→ **Aim**
Print the entries verbatim, leaving out the images they contain.

Stored data entries:
** Start **

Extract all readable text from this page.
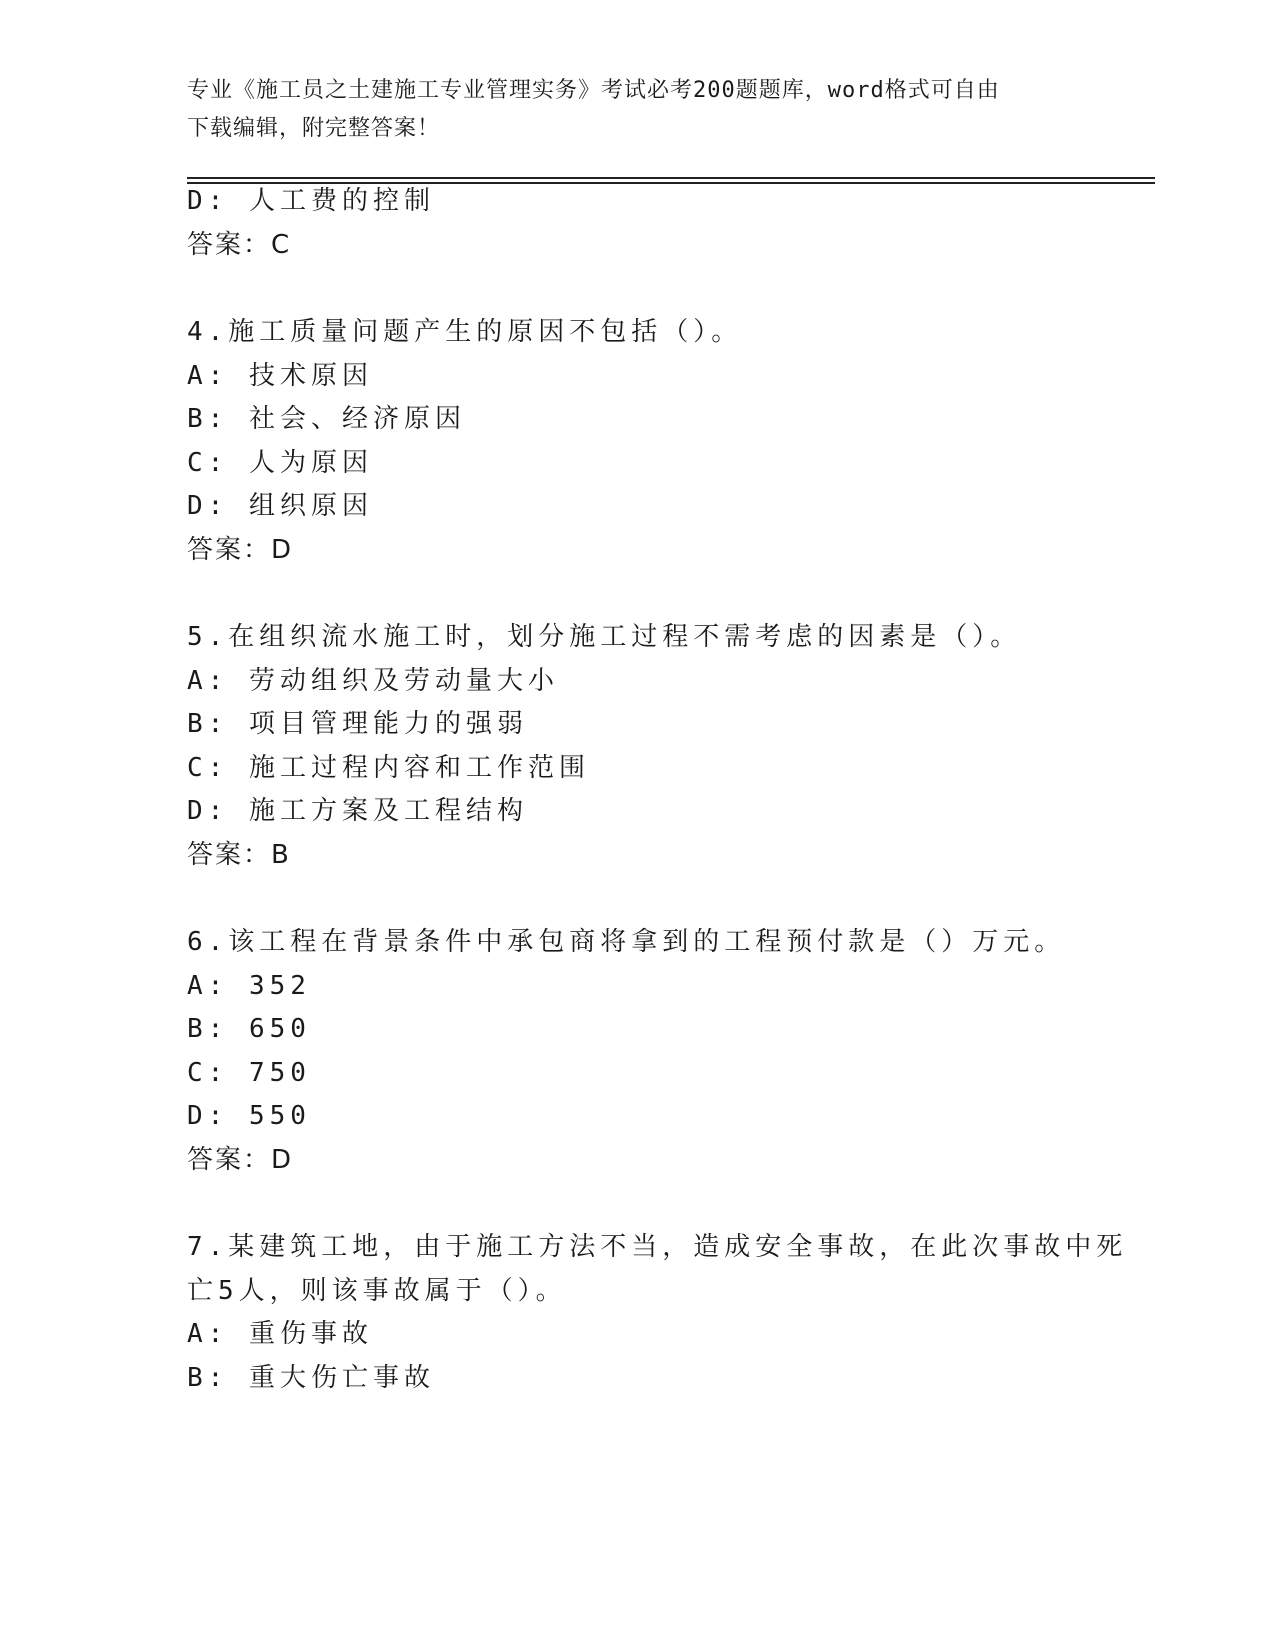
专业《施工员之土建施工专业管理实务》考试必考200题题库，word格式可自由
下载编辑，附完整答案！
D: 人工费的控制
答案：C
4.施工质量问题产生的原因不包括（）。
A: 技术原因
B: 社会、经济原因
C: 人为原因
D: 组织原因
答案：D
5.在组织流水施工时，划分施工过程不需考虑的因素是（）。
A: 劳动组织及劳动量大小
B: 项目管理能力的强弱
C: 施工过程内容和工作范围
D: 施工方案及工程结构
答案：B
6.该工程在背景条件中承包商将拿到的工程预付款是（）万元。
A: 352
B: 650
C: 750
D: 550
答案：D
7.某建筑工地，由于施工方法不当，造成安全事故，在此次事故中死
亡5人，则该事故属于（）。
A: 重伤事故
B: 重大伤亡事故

** End **

→ **Response below**
Extract all readable text from this page.
专业《施工员之土建施工专业管理实务》考试必考200题题库，word格式可自由
下载编辑，附完整答案！
D: 人工费的控制
答案：C
4.施工质量问题产生的原因不包括（）。
A: 技术原因
B: 社会、经济原因
C: 人为原因
D: 组织原因
答案：D
5.在组织流水施工时，划分施工过程不需考虑的因素是（）。
A: 劳动组织及劳动量大小
B: 项目管理能力的强弱
C: 施工过程内容和工作范围
D: 施工方案及工程结构
答案：B
6.该工程在背景条件中承包商将拿到的工程预付款是（）万元。
A: 352
B: 650
C: 750
D: 550
答案：D
7.某建筑工地，由于施工方法不当，造成安全事故，在此次事故中死
亡5人，则该事故属于（）。
A: 重伤事故
B: 重大伤亡事故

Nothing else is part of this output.